» Required work:
Scan the material below for the string "dans", and copy every line where it shows up.

» Data for processing:
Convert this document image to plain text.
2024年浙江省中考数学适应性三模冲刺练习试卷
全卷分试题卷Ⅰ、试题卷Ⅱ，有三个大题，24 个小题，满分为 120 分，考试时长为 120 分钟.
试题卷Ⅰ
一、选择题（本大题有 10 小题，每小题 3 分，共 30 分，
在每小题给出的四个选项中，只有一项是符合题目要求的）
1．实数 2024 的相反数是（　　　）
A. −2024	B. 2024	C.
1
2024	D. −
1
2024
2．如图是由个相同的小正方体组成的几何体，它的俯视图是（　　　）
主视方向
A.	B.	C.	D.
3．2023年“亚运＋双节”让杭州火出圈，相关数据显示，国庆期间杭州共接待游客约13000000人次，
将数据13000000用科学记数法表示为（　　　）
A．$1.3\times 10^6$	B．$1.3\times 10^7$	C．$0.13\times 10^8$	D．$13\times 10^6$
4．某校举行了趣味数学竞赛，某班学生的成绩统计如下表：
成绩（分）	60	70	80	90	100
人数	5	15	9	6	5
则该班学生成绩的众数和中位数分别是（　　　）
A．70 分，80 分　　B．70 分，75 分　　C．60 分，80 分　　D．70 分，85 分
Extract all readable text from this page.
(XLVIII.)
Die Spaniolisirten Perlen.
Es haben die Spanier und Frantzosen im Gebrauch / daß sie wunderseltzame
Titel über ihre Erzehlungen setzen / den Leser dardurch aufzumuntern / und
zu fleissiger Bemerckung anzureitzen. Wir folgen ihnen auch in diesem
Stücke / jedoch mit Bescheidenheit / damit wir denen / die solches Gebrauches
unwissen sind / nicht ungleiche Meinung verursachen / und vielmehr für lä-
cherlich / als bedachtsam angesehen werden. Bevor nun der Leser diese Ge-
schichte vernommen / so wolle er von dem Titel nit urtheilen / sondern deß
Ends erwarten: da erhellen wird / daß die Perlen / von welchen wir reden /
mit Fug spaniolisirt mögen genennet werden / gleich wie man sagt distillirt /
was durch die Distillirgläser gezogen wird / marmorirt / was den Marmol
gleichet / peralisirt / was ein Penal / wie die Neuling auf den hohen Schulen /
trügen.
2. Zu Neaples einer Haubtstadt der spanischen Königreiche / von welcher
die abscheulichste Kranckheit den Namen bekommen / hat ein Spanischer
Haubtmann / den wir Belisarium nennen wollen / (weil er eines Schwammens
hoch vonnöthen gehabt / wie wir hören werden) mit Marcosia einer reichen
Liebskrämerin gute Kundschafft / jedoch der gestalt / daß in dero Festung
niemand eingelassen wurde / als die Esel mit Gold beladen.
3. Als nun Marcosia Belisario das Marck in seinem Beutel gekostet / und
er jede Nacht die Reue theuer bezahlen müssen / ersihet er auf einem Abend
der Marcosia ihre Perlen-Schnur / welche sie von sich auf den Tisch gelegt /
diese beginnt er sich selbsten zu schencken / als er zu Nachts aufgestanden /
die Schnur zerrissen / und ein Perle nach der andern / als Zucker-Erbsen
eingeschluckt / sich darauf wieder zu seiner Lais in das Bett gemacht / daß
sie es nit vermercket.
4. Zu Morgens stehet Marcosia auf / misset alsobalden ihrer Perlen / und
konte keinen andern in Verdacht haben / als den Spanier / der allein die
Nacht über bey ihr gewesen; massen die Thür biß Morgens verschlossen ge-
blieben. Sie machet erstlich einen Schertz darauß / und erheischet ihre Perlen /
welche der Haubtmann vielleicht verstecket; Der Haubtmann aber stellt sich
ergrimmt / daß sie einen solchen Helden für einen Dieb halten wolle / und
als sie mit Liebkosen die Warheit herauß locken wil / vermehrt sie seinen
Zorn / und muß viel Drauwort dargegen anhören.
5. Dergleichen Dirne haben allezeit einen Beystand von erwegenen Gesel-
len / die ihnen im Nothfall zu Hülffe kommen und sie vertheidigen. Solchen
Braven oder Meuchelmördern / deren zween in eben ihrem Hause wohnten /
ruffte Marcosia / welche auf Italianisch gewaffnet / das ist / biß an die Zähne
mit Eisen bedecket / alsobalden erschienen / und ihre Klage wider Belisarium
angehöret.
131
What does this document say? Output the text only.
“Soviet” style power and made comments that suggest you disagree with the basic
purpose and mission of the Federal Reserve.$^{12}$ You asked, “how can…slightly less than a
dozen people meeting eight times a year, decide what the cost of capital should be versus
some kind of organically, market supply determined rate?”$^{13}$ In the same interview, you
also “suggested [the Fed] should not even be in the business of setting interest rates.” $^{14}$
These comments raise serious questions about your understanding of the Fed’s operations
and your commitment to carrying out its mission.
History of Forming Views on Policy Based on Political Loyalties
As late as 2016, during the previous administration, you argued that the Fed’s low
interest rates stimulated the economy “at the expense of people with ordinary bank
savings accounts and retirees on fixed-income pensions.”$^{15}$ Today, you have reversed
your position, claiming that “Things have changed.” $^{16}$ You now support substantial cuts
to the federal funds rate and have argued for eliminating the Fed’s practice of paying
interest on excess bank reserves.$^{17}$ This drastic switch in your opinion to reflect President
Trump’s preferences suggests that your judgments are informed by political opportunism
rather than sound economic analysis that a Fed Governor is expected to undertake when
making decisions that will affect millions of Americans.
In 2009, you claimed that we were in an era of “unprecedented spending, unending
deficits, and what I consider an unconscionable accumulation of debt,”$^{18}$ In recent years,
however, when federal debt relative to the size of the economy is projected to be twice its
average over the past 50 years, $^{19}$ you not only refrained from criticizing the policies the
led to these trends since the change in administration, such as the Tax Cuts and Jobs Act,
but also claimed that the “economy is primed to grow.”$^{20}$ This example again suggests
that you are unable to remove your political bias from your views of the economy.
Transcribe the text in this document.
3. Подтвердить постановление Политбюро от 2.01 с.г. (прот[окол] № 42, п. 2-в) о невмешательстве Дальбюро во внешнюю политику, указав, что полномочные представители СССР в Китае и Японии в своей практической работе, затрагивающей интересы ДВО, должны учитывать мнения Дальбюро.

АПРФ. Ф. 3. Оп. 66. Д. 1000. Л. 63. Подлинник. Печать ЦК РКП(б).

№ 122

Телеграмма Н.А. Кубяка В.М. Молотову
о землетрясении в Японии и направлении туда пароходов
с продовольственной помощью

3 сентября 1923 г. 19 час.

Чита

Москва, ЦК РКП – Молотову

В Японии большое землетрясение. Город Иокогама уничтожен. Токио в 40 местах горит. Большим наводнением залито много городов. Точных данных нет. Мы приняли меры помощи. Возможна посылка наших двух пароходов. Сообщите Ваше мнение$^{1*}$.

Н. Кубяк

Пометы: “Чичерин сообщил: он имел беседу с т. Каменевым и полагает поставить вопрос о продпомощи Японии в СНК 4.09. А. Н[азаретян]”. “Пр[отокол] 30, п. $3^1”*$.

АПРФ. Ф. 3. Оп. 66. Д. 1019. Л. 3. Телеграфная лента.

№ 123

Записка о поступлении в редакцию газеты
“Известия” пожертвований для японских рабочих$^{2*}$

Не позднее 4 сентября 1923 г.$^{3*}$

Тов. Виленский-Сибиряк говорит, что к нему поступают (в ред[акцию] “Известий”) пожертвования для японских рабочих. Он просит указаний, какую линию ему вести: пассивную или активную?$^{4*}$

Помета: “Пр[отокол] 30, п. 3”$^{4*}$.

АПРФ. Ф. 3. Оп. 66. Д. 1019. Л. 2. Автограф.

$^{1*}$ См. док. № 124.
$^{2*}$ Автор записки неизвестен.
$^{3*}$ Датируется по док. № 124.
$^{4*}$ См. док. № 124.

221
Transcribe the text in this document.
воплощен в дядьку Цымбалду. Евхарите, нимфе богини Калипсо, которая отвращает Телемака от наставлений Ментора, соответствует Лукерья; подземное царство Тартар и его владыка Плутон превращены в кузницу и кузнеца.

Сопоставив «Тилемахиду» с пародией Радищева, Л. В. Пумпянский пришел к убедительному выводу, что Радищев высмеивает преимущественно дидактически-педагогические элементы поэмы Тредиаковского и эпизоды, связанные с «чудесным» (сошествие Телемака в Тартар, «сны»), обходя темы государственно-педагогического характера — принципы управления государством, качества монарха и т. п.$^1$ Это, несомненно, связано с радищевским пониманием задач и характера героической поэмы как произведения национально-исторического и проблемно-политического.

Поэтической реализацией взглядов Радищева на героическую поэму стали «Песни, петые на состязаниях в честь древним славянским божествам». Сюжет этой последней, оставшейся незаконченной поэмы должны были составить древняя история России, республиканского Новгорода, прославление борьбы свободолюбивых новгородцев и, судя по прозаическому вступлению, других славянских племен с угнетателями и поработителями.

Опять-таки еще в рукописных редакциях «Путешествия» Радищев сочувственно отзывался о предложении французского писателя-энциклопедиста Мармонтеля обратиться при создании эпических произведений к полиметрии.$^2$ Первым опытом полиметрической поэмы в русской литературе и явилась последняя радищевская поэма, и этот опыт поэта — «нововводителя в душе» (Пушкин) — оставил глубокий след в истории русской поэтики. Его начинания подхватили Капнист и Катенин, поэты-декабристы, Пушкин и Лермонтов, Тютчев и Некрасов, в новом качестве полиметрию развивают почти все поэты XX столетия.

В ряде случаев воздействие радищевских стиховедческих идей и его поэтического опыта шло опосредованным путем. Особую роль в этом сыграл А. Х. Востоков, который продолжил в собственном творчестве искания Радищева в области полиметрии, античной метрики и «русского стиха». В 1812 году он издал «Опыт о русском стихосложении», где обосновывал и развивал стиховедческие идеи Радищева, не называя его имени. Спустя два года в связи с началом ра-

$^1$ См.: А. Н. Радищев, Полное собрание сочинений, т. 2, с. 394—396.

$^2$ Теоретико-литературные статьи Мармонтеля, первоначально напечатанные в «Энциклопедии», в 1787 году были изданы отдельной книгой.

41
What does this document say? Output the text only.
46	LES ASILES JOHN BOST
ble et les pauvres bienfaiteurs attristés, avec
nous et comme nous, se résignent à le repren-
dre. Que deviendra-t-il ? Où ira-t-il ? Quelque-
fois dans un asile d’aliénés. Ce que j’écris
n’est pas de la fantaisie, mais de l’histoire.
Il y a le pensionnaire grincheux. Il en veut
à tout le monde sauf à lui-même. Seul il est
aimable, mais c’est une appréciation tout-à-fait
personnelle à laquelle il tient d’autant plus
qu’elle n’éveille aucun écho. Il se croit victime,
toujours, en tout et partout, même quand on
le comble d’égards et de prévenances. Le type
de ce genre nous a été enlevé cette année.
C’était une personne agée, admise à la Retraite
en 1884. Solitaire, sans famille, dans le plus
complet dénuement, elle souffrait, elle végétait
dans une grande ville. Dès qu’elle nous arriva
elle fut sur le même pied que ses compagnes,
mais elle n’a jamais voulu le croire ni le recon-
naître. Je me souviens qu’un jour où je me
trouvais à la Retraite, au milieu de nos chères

» The result:
fois dans un asile d’aliénés. Ce que j’écris
en 1884. Solitaire, sans famille, dans le plus
dans une grande ville. Dès qu’elle nous arriva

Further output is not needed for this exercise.